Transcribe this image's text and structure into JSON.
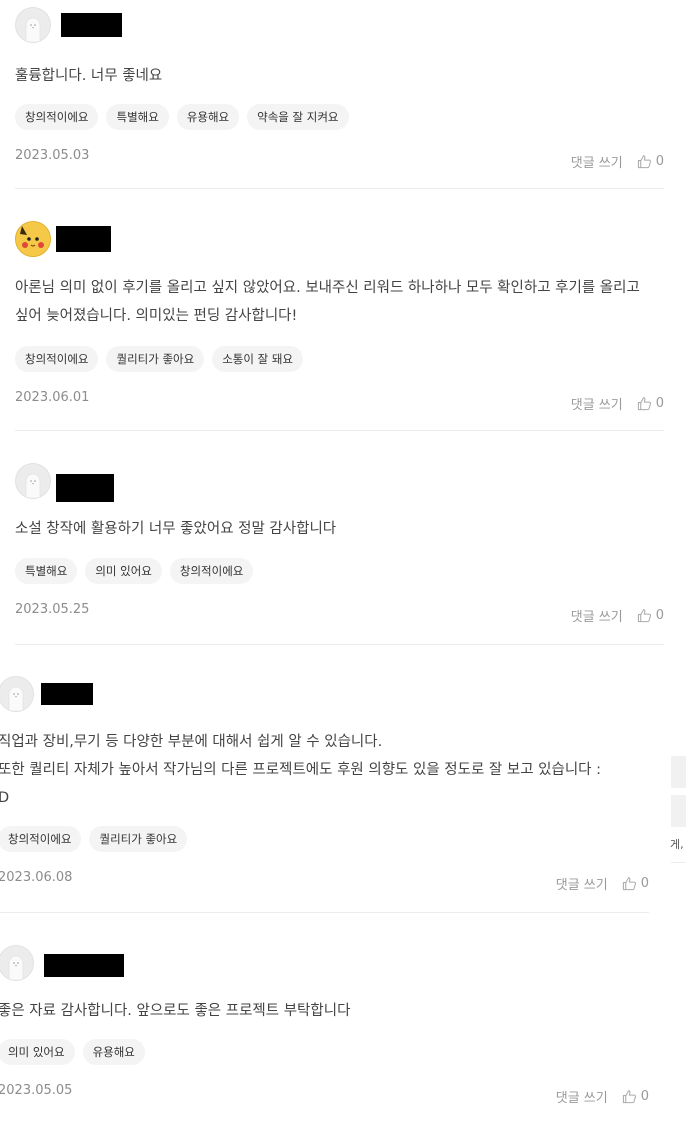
{
  "reviews": [
    {
      "text": "훌륭합니다. 너무 좋네요",
      "tags": [
        "창의적이에요",
        "특별해요",
        "유용해요",
        "약속을 잘 지켜요"
      ],
      "date": "2023.05.03",
      "comment_label": "댓글 쓰기",
      "likes": "0",
      "avatar": "default-avatar-icon"
    },
    {
      "text": "아론님 의미 없이 후기를 올리고 싶지 않았어요. 보내주신 리워드 하나하나 모두 확인하고 후기를 올리고 싶어 늦어졌습니다. 의미있는 펀딩 감사합니다!",
      "tags": [
        "창의적이에요",
        "퀄리티가 좋아요",
        "소통이 잘 돼요"
      ],
      "date": "2023.06.01",
      "comment_label": "댓글 쓰기",
      "likes": "0",
      "avatar": "character-avatar-icon"
    },
    {
      "text": "소설 창작에 활용하기 너무 좋았어요 정말 감사합니다",
      "tags": [
        "특별해요",
        "의미 있어요",
        "창의적이에요"
      ],
      "date": "2023.05.25",
      "comment_label": "댓글 쓰기",
      "likes": "0",
      "avatar": "default-avatar-icon"
    },
    {
      "text": "직업과 장비,무기 등 다양한 부분에 대해서 쉽게 알 수 있습니다.\n또한 퀄리티 자체가 높아서 작가님의 다른 프로젝트에도 후원 의향도 있을 정도로 잘 보고 있습니다 :\nD",
      "tags": [
        "창의적이에요",
        "퀄리티가 좋아요"
      ],
      "date": "2023.06.08",
      "comment_label": "댓글 쓰기",
      "likes": "0",
      "avatar": "default-avatar-icon"
    },
    {
      "text": "좋은 자료 감사합니다. 앞으로도 좋은 프로젝트 부탁합니다",
      "tags": [
        "의미 있어요",
        "유용해요"
      ],
      "date": "2023.05.05",
      "comment_label": "댓글 쓰기",
      "likes": "0",
      "avatar": "default-avatar-icon"
    }
  ],
  "side_fragment": "게,",
  "colors": {
    "redaction": "#000000",
    "tag_bg": "#f4f4f4",
    "meta_text": "#8c8c8c"
  }
}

§ Problem statement
Print every entry exactly as written, without the pictures.

§ Expected answer
Transcribe this image's text and structure into JSON.
{
  "reviews": [
    {
      "text": "훌륭합니다. 너무 좋네요",
      "tags": [
        "창의적이에요",
        "특별해요",
        "유용해요",
        "약속을 잘 지켜요"
      ],
      "date": "2023.05.03",
      "comment_label": "댓글 쓰기",
      "likes": "0",
      "avatar": "default-avatar-icon"
    },
    {
      "text": "아론님 의미 없이 후기를 올리고 싶지 않았어요. 보내주신 리워드 하나하나 모두 확인하고 후기를 올리고 싶어 늦어졌습니다. 의미있는 펀딩 감사합니다!",
      "tags": [
        "창의적이에요",
        "퀄리티가 좋아요",
        "소통이 잘 돼요"
      ],
      "date": "2023.06.01",
      "comment_label": "댓글 쓰기",
      "likes": "0",
      "avatar": "character-avatar-icon"
    },
    {
      "text": "소설 창작에 활용하기 너무 좋았어요 정말 감사합니다",
      "tags": [
        "특별해요",
        "의미 있어요",
        "창의적이에요"
      ],
      "date": "2023.05.25",
      "comment_label": "댓글 쓰기",
      "likes": "0",
      "avatar": "default-avatar-icon"
    },
    {
      "text": "직업과 장비,무기 등 다양한 부분에 대해서 쉽게 알 수 있습니다.\n또한 퀄리티 자체가 높아서 작가님의 다른 프로젝트에도 후원 의향도 있을 정도로 잘 보고 있습니다 :\nD",
      "tags": [
        "창의적이에요",
        "퀄리티가 좋아요"
      ],
      "date": "2023.06.08",
      "comment_label": "댓글 쓰기",
      "likes": "0",
      "avatar": "default-avatar-icon"
    },
    {
      "text": "좋은 자료 감사합니다. 앞으로도 좋은 프로젝트 부탁합니다",
      "tags": [
        "의미 있어요",
        "유용해요"
      ],
      "date": "2023.05.05",
      "comment_label": "댓글 쓰기",
      "likes": "0",
      "avatar": "default-avatar-icon"
    }
  ],
  "side_fragment": "게,",
  "colors": {
    "redaction": "#000000",
    "tag_bg": "#f4f4f4",
    "meta_text": "#8c8c8c"
  }
}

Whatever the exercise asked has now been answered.